* [Given entries]:
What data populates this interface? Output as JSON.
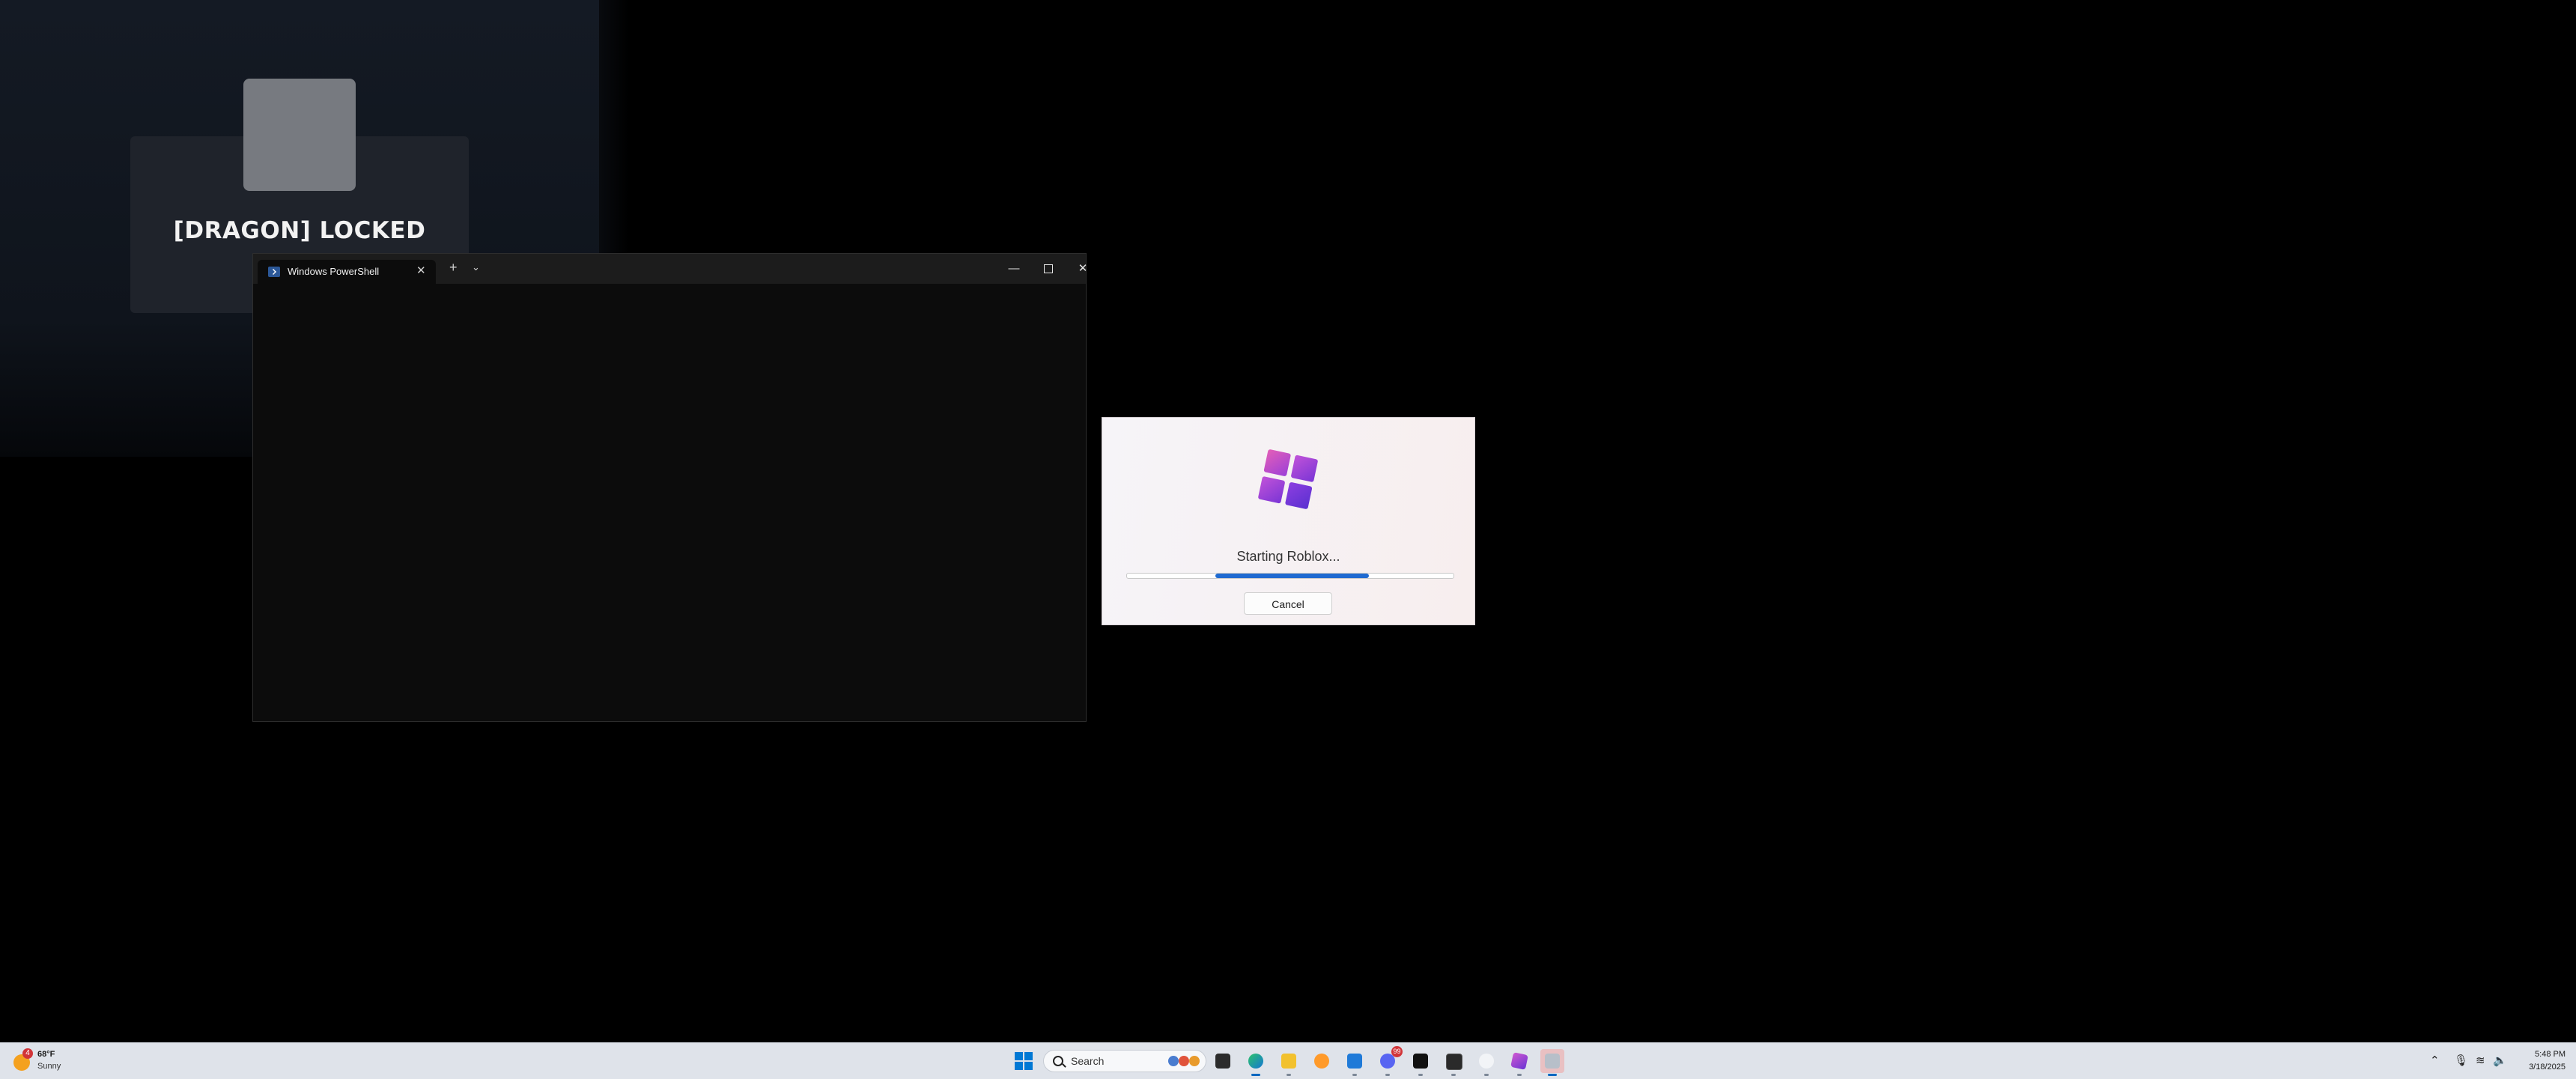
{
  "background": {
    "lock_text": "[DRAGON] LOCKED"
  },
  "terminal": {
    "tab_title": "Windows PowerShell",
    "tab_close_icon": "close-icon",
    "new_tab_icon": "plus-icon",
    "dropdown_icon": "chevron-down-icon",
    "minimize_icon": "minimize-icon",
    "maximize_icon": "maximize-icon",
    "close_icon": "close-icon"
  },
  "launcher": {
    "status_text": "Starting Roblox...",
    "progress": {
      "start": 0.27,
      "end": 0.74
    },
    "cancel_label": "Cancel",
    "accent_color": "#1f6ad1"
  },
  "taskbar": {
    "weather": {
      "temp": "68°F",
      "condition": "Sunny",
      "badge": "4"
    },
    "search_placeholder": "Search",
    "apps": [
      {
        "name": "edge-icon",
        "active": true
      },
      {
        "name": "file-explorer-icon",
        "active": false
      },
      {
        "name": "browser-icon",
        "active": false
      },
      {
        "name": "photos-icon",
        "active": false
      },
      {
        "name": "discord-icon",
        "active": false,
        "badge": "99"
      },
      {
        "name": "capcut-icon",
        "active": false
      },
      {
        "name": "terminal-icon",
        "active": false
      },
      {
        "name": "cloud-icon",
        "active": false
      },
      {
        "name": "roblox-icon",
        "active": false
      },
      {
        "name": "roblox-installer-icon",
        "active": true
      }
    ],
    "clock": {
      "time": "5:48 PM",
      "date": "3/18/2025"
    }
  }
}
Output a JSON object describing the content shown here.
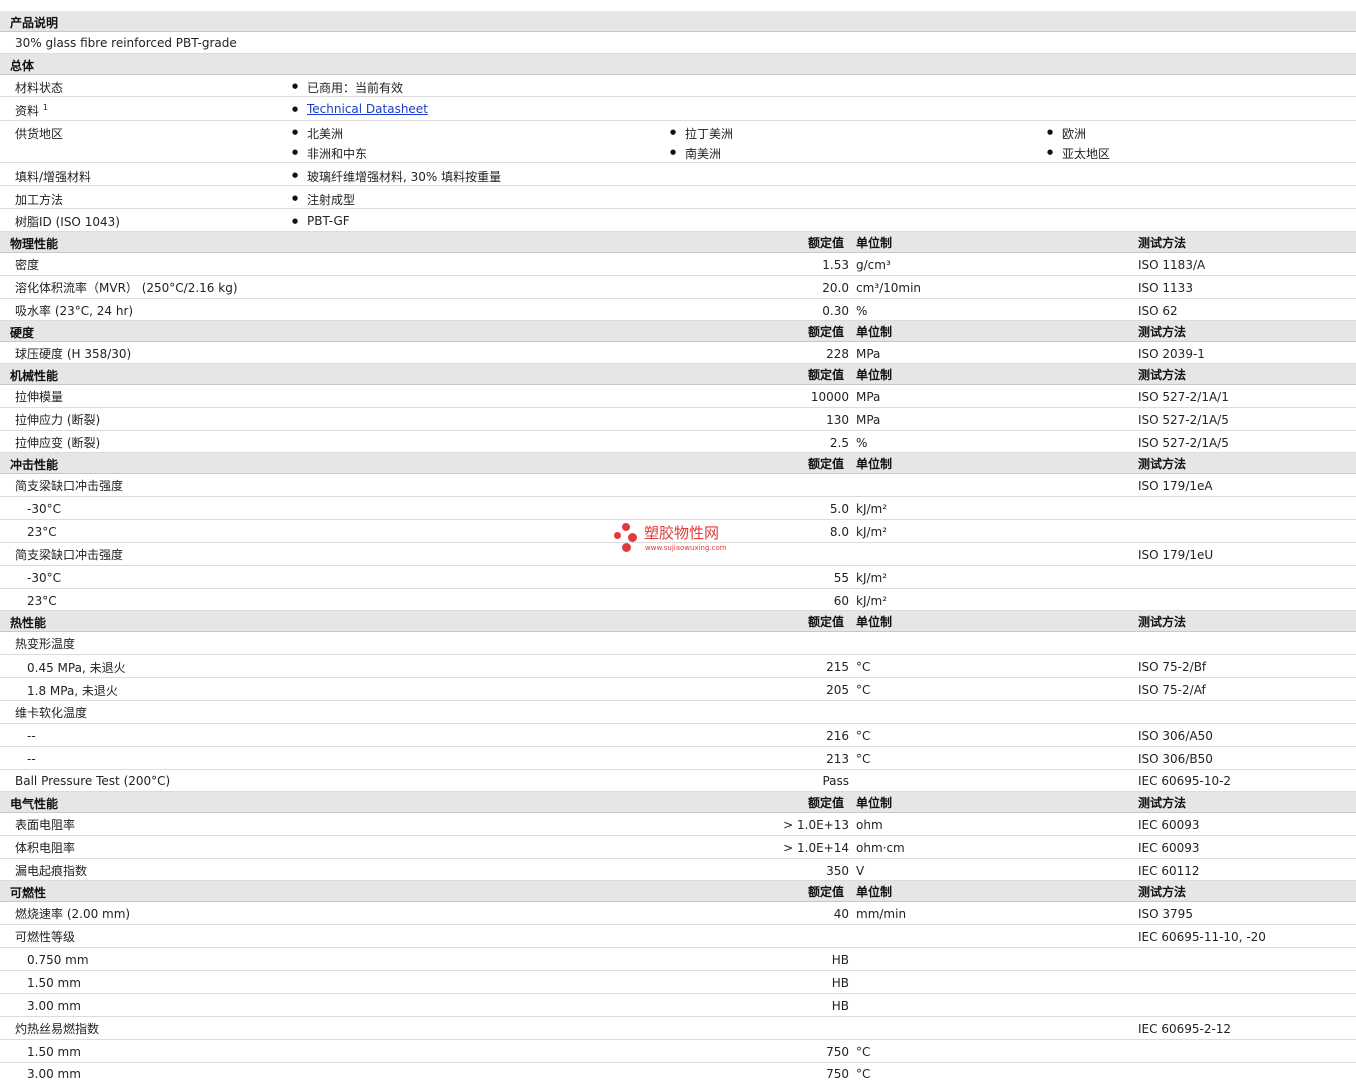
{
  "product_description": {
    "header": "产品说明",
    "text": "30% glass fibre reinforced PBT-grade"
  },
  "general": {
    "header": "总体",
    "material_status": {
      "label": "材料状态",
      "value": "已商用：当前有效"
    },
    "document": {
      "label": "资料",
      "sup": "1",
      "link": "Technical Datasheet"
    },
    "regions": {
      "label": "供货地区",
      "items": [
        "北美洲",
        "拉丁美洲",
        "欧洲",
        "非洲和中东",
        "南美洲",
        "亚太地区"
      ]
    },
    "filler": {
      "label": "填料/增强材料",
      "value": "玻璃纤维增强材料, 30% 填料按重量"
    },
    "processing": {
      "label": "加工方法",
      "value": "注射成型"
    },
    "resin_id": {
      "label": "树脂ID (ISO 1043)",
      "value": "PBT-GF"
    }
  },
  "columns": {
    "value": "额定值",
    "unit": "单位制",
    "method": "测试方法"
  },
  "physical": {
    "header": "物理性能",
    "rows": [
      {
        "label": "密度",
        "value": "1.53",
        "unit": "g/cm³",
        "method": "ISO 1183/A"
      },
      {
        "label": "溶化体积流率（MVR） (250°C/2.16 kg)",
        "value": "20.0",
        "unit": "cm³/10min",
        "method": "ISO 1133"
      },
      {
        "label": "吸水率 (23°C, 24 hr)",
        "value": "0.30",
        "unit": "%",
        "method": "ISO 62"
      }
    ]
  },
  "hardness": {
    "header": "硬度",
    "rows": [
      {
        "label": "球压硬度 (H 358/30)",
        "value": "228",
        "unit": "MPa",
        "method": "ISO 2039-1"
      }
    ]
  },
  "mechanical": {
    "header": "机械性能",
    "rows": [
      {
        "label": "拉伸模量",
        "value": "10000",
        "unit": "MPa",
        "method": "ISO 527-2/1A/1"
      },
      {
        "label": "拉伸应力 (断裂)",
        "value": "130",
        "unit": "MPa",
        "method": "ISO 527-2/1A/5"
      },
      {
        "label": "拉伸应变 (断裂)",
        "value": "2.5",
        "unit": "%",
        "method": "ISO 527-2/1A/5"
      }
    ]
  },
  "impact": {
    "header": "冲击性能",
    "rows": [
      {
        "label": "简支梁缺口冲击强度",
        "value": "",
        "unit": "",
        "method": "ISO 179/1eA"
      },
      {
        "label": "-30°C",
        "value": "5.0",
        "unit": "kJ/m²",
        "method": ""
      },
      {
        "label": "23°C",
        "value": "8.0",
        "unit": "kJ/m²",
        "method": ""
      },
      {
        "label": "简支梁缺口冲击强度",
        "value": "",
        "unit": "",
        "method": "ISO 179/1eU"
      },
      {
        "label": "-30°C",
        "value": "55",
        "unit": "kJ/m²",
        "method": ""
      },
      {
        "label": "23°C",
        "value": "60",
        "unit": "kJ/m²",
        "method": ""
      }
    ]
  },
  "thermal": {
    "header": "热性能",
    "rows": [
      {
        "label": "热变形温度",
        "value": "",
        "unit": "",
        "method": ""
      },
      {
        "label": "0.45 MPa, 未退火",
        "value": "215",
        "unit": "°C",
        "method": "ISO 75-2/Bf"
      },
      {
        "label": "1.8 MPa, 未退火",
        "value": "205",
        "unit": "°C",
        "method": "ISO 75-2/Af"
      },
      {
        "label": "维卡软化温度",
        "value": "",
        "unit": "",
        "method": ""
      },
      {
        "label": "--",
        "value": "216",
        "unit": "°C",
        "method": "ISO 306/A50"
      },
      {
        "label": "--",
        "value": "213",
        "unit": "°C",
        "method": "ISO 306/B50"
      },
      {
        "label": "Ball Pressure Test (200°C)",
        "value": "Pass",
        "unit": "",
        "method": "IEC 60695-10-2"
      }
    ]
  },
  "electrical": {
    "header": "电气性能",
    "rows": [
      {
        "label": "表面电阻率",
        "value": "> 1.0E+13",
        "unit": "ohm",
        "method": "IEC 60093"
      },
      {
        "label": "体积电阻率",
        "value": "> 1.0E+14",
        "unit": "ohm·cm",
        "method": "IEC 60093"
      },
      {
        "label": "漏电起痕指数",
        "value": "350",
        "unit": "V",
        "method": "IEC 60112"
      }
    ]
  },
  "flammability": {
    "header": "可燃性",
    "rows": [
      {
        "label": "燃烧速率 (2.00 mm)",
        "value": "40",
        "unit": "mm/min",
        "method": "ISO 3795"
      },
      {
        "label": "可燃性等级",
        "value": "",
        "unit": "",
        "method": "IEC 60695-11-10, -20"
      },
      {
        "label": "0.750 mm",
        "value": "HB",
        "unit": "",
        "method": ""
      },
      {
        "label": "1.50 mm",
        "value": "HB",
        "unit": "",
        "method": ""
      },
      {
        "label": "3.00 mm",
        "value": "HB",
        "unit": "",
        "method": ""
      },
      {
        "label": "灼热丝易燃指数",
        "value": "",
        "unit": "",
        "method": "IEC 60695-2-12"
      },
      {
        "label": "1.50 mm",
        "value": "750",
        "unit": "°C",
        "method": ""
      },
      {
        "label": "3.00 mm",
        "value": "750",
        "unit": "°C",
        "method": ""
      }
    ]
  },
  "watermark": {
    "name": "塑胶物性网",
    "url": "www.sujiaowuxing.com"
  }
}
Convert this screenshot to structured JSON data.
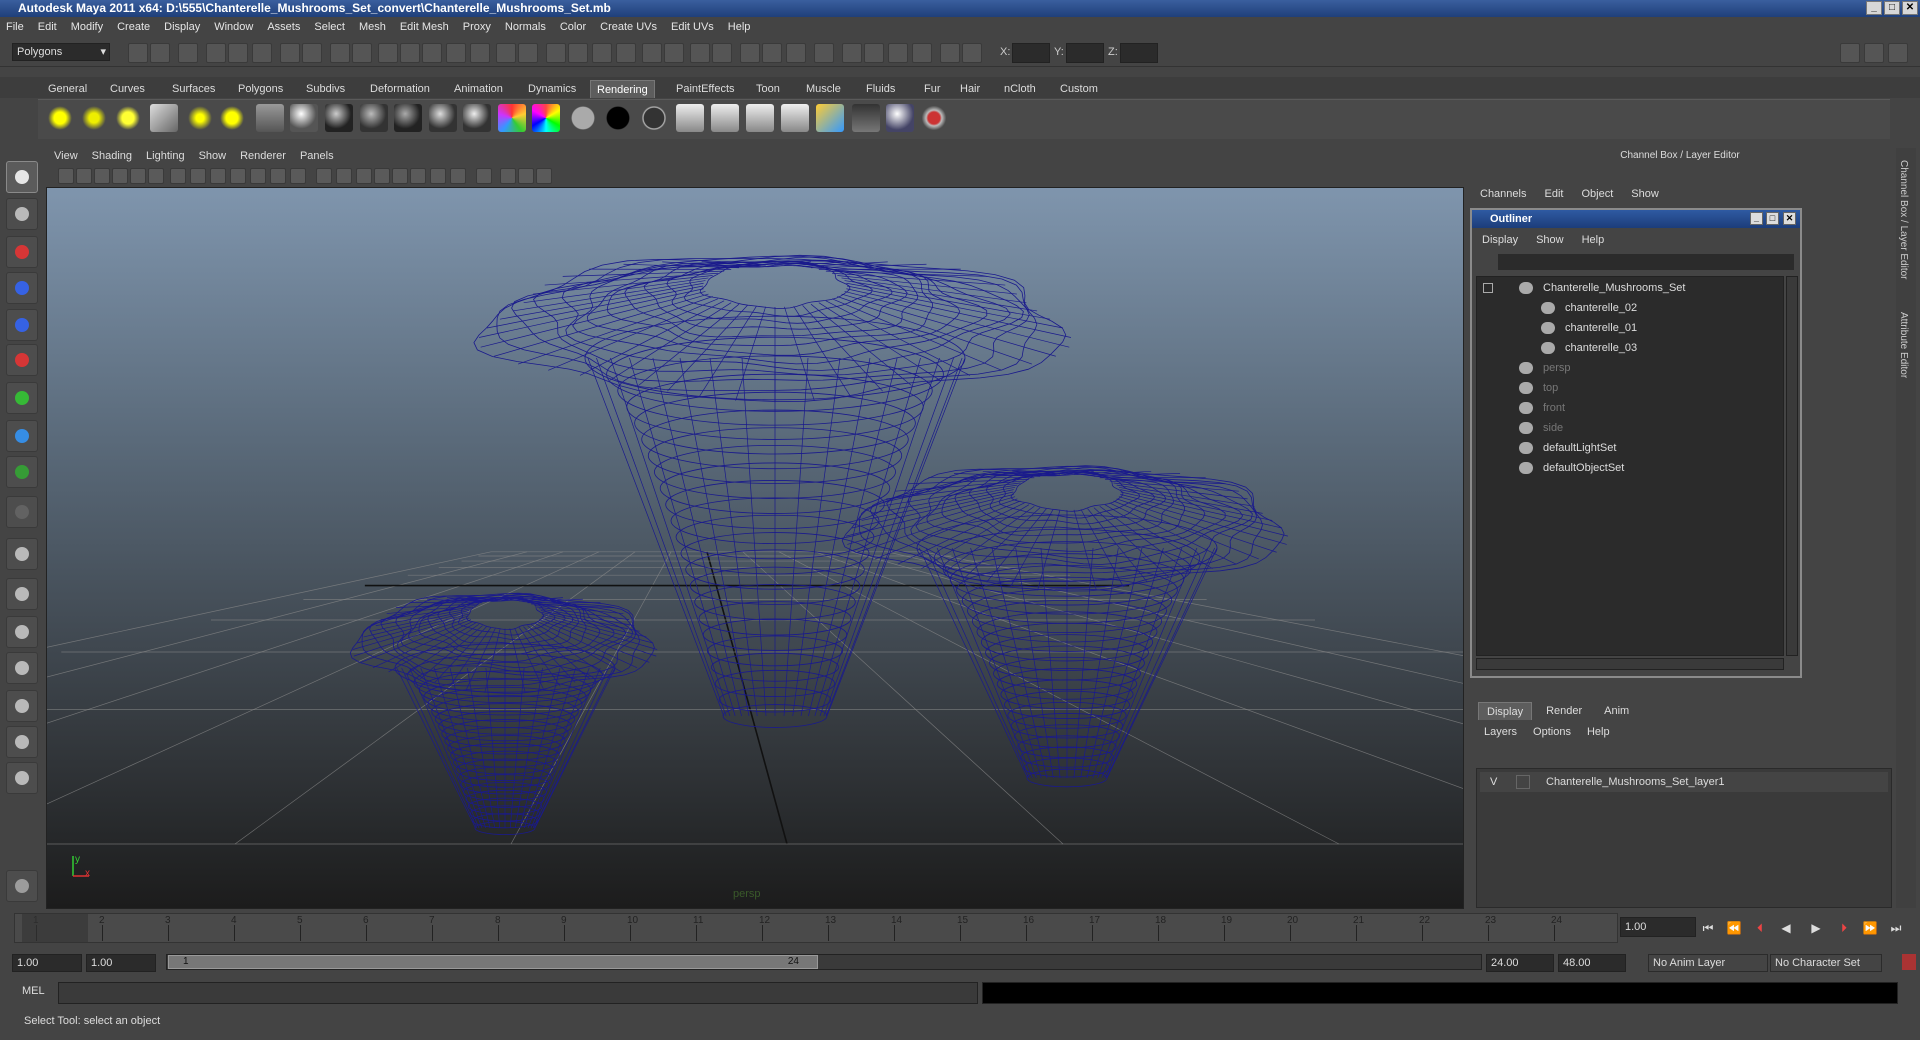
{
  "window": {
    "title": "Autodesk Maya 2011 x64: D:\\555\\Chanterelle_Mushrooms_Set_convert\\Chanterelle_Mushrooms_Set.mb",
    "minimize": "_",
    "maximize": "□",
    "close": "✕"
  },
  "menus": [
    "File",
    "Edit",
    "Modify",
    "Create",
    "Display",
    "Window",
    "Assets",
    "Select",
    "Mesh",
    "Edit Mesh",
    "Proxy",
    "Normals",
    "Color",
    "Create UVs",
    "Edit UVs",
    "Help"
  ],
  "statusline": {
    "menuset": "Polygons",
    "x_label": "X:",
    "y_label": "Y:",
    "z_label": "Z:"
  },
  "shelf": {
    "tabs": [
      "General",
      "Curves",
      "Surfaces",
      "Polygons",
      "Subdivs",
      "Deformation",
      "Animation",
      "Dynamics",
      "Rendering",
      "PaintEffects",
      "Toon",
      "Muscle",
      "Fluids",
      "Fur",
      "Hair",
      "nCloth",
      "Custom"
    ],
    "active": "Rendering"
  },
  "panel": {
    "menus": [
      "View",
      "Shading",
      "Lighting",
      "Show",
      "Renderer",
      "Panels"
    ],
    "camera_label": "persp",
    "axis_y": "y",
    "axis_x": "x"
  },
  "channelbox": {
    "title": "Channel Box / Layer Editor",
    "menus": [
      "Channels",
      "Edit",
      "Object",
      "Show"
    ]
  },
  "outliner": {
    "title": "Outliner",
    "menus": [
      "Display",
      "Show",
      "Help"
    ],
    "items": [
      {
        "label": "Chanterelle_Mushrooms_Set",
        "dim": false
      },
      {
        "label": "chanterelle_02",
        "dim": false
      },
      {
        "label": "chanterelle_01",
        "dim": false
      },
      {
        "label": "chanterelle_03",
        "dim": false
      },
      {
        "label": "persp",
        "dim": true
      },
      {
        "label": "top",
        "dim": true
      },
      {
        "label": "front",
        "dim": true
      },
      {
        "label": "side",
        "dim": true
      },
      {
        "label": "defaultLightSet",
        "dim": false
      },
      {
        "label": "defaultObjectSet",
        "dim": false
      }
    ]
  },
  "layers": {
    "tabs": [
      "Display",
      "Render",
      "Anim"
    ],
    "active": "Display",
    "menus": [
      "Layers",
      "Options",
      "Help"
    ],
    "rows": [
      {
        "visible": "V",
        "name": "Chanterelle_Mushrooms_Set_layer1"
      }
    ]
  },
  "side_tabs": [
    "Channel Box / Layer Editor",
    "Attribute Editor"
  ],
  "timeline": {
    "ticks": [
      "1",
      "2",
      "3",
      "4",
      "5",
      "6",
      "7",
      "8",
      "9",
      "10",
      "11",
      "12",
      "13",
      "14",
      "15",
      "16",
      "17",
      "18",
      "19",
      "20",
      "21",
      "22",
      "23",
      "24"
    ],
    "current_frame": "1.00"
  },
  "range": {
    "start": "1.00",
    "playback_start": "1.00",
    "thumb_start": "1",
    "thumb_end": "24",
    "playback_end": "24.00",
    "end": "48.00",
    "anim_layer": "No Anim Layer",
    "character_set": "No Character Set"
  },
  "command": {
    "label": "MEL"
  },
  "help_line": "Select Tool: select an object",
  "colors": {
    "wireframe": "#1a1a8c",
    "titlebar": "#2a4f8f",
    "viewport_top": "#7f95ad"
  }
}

* [Requirement]: Count all lines of the data that include "maximize". The answer is the number alone.

* [Reply]: 2